◆ Problem to work on:
Find each line in the records that contains the string "letter", and copy those lines. Case counts.

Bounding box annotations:
## Begin
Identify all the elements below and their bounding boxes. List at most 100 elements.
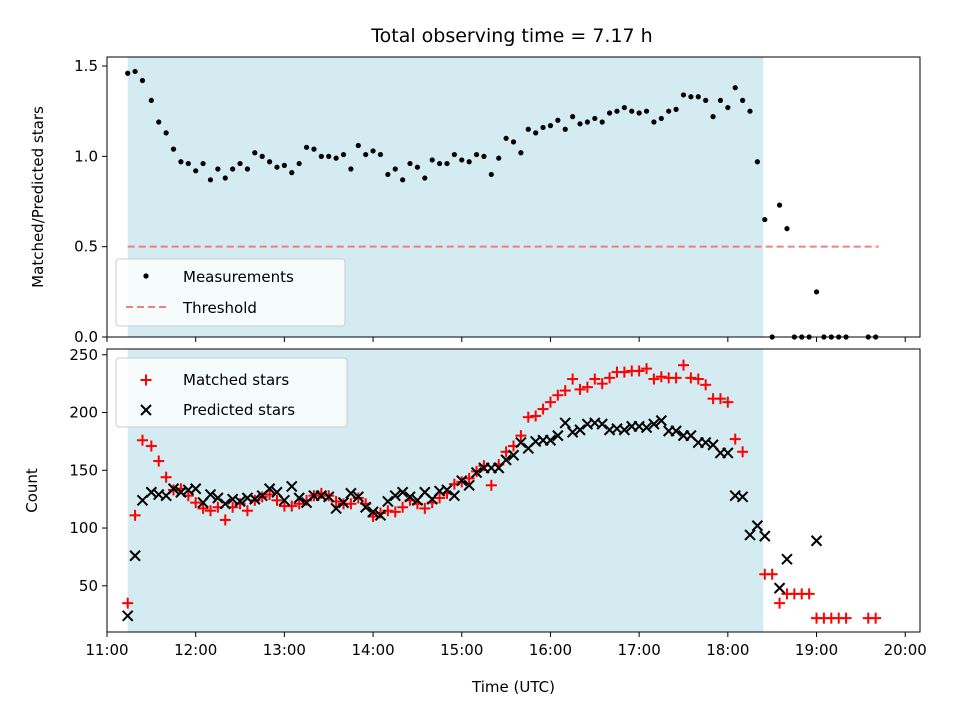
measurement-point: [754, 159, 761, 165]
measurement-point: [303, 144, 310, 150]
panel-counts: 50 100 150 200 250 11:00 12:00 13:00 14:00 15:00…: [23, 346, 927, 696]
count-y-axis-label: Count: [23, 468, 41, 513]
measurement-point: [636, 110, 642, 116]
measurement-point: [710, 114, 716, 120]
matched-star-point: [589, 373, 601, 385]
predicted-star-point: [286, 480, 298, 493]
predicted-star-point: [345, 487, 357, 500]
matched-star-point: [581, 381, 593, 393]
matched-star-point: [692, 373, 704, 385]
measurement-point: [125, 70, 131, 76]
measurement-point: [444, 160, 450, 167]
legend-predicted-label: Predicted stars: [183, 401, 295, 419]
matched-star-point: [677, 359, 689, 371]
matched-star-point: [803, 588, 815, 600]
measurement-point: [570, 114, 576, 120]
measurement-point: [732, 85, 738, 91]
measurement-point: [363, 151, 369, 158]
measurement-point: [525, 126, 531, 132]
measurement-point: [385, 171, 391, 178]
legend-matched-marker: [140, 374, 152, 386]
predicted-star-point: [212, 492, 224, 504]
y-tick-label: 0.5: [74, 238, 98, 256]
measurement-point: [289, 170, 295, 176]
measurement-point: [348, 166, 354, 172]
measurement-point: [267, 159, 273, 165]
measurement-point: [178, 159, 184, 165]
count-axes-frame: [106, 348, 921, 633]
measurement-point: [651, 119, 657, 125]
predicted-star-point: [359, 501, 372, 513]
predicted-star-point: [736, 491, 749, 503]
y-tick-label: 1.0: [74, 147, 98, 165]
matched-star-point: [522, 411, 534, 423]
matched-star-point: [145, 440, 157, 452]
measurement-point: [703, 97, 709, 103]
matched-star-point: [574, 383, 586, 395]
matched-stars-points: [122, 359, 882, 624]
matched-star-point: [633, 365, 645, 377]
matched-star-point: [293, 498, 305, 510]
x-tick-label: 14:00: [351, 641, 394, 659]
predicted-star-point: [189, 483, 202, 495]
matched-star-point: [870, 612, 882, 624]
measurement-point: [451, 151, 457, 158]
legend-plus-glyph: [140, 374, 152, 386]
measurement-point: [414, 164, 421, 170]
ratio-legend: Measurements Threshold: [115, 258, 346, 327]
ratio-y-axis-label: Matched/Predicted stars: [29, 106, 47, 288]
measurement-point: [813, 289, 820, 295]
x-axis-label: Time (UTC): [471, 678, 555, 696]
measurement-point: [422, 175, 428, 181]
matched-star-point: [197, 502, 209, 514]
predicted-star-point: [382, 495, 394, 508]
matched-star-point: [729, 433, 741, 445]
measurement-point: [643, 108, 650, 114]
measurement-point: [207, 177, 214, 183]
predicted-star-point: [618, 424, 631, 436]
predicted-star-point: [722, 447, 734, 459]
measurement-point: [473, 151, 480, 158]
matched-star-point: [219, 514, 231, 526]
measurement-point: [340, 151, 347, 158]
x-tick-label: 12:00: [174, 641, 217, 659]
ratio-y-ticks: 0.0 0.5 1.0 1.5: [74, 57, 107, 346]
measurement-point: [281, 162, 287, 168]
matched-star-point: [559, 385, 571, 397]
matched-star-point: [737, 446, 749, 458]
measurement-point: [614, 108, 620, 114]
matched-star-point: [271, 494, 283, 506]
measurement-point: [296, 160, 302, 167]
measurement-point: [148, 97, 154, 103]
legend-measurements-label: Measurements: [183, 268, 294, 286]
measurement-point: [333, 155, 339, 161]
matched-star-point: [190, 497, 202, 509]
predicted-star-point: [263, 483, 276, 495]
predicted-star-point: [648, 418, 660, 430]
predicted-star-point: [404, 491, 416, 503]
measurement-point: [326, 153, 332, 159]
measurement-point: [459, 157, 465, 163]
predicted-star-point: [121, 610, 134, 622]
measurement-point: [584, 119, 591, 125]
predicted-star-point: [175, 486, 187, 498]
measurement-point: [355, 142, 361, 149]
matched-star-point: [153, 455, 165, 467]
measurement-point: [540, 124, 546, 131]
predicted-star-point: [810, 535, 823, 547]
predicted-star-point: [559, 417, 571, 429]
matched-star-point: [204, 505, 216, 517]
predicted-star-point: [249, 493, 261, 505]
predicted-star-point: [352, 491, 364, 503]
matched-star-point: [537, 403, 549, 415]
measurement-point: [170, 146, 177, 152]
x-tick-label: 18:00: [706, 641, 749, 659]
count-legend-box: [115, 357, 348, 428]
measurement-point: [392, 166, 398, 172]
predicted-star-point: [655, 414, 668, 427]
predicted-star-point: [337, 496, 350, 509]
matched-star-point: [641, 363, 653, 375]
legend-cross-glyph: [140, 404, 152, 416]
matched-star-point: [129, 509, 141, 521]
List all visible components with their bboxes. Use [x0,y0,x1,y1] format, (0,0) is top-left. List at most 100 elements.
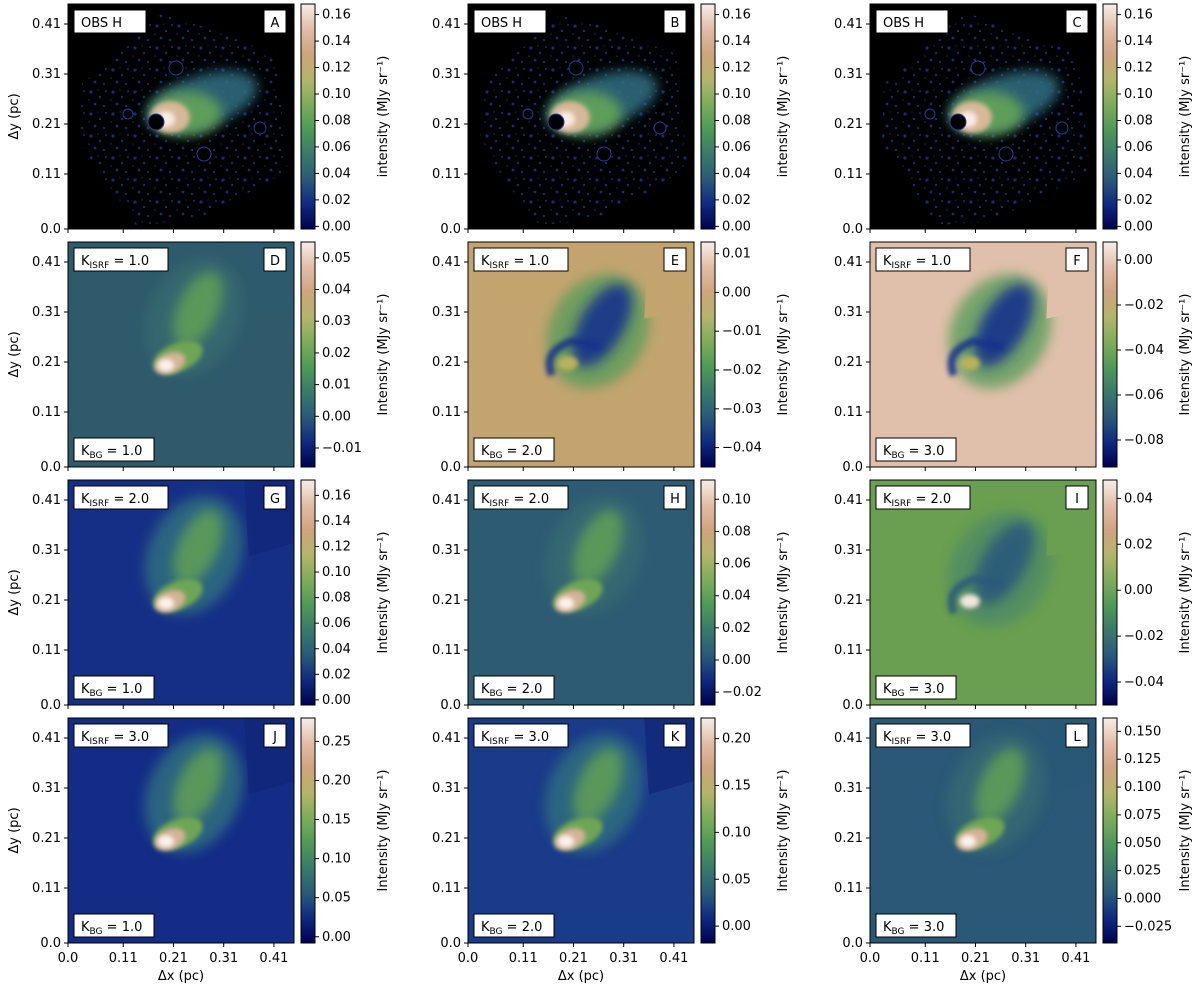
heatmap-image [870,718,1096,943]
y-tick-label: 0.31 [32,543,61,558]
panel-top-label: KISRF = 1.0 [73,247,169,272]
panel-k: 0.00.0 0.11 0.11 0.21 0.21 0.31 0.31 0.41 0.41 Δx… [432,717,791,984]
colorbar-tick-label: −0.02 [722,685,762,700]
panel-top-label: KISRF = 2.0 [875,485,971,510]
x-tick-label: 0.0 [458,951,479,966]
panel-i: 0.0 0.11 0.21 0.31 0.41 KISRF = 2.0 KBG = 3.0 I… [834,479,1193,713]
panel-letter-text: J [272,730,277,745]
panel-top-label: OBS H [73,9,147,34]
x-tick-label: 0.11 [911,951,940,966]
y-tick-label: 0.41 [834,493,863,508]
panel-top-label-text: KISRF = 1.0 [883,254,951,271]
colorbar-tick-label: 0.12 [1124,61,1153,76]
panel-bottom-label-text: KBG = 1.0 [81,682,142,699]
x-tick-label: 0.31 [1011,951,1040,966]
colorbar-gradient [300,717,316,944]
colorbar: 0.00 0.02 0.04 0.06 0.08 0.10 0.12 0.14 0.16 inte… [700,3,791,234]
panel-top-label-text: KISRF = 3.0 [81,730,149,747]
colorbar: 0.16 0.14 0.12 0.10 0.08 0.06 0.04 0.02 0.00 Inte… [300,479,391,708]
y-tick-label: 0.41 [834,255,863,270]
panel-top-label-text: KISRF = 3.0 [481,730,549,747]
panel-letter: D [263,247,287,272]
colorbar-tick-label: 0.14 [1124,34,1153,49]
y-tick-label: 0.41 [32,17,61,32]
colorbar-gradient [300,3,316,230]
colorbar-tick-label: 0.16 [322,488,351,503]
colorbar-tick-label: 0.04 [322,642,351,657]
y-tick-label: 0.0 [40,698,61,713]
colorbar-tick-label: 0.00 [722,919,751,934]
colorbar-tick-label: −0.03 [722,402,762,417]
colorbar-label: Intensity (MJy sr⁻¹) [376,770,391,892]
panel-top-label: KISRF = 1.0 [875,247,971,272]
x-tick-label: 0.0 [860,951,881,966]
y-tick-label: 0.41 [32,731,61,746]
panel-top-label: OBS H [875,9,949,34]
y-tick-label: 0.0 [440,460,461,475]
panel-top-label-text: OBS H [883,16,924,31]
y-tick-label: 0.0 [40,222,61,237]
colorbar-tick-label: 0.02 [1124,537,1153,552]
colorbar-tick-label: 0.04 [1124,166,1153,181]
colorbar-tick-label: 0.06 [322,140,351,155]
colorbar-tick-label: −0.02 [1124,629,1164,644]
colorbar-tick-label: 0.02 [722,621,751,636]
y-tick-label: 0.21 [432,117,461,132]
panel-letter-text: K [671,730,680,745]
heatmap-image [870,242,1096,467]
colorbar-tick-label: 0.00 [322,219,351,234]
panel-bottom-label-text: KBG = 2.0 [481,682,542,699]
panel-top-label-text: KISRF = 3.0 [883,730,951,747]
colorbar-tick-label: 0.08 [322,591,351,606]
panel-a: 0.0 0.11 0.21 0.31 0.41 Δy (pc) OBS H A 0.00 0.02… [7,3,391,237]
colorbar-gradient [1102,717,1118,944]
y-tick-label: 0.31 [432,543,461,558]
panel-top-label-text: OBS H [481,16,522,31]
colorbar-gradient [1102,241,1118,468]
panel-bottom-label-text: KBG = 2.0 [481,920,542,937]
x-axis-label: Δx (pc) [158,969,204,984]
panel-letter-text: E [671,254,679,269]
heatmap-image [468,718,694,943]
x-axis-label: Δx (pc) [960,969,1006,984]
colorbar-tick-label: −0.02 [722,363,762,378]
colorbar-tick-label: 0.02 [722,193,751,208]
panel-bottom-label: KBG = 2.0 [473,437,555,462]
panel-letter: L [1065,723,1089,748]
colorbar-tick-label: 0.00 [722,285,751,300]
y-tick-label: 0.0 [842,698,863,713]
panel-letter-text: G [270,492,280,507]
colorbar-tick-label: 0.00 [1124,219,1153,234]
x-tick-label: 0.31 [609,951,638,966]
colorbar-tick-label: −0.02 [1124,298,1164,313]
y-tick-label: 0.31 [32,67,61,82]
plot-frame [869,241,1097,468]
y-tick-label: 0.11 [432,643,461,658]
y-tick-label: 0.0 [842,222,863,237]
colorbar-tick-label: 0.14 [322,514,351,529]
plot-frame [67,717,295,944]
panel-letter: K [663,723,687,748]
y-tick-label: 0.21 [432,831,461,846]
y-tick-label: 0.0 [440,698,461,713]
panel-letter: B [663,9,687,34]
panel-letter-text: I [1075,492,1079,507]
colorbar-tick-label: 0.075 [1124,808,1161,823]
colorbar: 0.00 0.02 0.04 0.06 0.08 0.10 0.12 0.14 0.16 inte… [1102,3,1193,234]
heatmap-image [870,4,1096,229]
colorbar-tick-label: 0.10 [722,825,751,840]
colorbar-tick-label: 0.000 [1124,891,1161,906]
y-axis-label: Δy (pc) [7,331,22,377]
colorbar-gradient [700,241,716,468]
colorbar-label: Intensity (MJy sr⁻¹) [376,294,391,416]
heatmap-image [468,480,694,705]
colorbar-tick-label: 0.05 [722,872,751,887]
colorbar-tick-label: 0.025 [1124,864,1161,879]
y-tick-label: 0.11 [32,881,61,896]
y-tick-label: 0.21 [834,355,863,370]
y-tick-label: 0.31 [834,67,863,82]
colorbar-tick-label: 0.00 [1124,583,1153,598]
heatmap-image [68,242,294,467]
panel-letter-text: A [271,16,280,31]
## End
◆ Worked answer:
panel-letter-text: J [272,730,277,745]
panel-letter: D [263,247,287,272]
panel-letter-text: K [671,730,680,745]
panel-letter-text: E [671,254,679,269]
panel-letter: L [1065,723,1089,748]
panel-letter-text: G [270,492,280,507]
panel-letter: K [663,723,687,748]
panel-letter: B [663,9,687,34]
panel-letter-text: I [1075,492,1079,507]
panel-letter-text: A [271,16,280,31]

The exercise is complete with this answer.